• REQUEST
Look through the data below and work out how many lines contain the string "DANS". Give the number alone.
__________________________________________________
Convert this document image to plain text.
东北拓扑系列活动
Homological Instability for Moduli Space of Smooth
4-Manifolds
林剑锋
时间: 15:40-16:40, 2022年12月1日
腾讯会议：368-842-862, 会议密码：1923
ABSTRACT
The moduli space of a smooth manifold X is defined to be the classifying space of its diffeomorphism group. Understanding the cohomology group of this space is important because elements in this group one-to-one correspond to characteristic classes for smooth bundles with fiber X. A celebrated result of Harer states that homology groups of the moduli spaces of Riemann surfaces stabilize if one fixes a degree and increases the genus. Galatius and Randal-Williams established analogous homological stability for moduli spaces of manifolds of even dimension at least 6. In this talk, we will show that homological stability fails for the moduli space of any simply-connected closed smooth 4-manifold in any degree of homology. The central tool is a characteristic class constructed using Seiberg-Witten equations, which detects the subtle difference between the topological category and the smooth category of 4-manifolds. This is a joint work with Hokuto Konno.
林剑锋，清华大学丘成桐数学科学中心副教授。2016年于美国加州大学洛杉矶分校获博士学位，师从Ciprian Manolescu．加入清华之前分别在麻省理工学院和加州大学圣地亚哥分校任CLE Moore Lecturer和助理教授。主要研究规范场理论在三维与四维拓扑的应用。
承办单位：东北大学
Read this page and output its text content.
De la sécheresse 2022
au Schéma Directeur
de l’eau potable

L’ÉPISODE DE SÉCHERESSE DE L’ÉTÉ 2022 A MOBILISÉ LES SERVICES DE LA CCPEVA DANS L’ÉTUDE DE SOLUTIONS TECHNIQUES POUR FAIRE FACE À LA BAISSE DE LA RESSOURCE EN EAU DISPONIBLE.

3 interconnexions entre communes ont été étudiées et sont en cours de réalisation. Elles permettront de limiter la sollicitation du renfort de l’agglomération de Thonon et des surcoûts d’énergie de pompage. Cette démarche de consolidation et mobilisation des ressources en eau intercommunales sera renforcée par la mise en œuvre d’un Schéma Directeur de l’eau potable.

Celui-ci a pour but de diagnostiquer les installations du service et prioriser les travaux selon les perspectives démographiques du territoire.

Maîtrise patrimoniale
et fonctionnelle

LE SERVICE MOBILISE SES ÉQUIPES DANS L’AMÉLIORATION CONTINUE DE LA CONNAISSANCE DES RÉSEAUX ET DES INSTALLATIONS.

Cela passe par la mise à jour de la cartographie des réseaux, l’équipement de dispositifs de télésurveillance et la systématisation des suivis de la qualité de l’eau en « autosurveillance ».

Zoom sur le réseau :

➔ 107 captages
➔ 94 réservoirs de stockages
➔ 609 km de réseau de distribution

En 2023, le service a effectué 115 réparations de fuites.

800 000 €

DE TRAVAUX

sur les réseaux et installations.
__________________________________________________
• RESPONSE
2